> **YOUR GOAL**
Search the listing below for the word "Karel" and copy each line that holds it.

> **RECORDS PROVIDED**
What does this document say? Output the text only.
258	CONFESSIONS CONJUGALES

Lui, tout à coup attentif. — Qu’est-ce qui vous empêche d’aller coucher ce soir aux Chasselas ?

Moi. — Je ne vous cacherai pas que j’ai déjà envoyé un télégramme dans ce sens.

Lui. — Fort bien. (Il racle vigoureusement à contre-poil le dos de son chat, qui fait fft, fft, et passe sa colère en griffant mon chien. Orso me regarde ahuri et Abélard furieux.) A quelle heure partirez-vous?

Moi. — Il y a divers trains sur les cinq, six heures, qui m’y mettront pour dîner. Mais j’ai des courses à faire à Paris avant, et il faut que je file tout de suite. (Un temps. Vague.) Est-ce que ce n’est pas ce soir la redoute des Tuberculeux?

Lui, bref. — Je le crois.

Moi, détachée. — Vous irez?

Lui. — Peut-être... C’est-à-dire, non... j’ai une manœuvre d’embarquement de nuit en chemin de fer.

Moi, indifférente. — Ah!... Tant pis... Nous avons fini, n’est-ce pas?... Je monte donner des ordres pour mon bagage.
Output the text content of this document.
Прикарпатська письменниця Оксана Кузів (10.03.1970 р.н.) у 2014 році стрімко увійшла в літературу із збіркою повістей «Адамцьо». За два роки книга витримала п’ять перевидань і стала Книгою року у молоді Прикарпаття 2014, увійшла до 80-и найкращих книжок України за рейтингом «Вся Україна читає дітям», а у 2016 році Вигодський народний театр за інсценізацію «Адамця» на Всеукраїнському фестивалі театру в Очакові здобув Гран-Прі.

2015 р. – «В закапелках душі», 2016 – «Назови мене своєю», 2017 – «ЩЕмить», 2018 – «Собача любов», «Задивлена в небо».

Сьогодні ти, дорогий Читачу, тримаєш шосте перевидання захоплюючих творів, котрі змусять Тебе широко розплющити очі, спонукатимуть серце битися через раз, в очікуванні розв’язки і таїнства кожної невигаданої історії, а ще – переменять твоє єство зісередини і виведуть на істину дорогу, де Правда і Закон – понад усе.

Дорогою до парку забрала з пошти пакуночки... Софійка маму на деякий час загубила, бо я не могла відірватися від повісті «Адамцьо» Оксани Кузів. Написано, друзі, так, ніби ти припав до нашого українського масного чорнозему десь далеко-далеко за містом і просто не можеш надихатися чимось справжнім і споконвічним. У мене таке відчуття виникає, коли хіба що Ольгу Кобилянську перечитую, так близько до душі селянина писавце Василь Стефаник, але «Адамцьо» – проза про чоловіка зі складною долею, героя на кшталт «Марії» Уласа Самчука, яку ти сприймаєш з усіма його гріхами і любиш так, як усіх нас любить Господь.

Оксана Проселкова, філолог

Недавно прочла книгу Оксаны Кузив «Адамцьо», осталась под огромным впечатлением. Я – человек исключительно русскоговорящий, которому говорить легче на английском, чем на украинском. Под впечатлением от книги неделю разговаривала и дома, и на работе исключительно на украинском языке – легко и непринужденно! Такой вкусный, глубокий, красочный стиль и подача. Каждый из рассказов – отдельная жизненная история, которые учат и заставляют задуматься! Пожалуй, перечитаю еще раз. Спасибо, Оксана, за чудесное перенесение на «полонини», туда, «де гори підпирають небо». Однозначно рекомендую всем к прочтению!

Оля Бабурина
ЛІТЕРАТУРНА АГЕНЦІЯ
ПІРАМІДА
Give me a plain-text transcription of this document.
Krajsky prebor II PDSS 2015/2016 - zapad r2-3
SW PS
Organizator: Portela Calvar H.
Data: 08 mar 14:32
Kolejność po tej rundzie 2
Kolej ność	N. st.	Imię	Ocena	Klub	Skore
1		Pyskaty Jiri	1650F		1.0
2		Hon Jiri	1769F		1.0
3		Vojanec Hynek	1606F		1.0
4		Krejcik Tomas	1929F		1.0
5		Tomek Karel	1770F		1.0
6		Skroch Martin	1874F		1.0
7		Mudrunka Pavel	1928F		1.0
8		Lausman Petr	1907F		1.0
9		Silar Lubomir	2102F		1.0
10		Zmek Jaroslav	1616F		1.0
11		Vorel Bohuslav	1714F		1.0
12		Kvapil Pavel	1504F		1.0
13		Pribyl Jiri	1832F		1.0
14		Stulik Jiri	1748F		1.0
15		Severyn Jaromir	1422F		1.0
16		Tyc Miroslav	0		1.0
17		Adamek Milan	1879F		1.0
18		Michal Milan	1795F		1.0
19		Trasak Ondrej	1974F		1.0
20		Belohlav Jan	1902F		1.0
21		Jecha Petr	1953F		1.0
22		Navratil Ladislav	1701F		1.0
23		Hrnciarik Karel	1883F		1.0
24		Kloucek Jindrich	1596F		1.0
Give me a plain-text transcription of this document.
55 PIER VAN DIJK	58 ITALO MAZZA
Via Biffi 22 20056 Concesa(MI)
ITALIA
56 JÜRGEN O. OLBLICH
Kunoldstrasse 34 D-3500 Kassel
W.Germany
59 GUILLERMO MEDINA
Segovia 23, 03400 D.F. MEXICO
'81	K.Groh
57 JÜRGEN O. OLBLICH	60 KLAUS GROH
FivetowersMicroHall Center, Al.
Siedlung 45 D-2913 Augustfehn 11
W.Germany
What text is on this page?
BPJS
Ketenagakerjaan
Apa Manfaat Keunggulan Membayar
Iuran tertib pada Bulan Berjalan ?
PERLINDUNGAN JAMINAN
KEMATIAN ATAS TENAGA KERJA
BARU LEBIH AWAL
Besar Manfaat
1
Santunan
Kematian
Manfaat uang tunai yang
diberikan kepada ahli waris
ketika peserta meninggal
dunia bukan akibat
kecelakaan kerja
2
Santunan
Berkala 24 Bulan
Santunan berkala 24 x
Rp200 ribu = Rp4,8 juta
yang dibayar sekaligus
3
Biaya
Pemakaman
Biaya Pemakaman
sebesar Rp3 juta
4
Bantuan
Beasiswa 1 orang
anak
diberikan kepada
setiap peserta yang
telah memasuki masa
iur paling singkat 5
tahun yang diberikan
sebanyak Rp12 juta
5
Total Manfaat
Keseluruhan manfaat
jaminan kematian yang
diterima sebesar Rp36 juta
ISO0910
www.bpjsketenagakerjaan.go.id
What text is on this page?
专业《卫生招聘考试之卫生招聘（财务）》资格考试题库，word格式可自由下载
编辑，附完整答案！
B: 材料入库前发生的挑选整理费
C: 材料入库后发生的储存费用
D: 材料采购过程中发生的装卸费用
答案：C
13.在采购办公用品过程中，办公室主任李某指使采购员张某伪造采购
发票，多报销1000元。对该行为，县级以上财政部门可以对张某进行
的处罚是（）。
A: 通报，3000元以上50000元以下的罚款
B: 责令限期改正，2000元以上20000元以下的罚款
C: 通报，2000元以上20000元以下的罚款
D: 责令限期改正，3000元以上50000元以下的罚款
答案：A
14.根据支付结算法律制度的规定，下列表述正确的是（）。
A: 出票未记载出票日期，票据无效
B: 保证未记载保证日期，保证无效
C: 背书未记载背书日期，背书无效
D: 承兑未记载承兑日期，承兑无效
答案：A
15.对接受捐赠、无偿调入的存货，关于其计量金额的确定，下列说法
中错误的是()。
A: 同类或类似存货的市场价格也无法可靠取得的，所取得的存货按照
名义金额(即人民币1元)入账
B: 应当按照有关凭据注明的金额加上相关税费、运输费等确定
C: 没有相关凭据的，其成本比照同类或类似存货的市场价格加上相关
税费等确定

> **TASK OUTPUT**
5		Tomek Karel	1770F		1.0
23		Hrnciarik Karel	1883F		1.0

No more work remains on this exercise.